── EXERCISE DATA
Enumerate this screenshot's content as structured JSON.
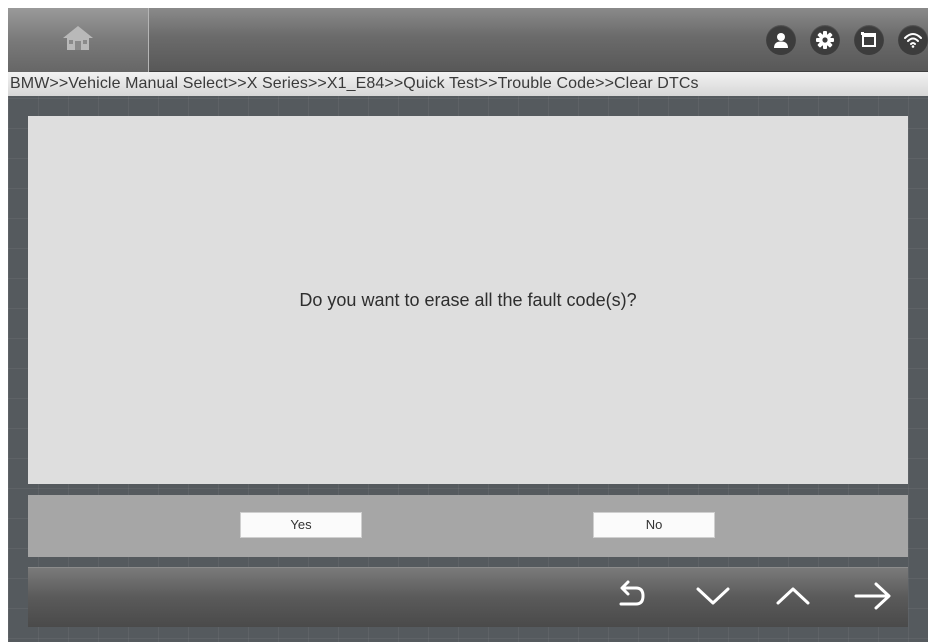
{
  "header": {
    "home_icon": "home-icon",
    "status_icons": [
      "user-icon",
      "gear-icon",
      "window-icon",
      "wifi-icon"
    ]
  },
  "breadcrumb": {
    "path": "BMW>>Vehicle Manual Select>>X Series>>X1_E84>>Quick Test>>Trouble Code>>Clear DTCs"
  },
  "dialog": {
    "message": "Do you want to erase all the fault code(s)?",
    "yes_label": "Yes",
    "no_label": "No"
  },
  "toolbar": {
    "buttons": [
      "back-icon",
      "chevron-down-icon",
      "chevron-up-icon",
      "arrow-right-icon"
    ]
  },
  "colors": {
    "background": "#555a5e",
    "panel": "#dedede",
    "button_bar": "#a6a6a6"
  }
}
────
- _JOB_
Each line of the data should be quoted exactly, with pictures left out.

- _OUTPUT FOR THIS EXERCISE_
Enumerate this screenshot's content as structured JSON.
{
  "header": {
    "home_icon": "home-icon",
    "status_icons": [
      "user-icon",
      "gear-icon",
      "window-icon",
      "wifi-icon"
    ]
  },
  "breadcrumb": {
    "path": "BMW>>Vehicle Manual Select>>X Series>>X1_E84>>Quick Test>>Trouble Code>>Clear DTCs"
  },
  "dialog": {
    "message": "Do you want to erase all the fault code(s)?",
    "yes_label": "Yes",
    "no_label": "No"
  },
  "toolbar": {
    "buttons": [
      "back-icon",
      "chevron-down-icon",
      "chevron-up-icon",
      "arrow-right-icon"
    ]
  },
  "colors": {
    "background": "#555a5e",
    "panel": "#dedede",
    "button_bar": "#a6a6a6"
  }
}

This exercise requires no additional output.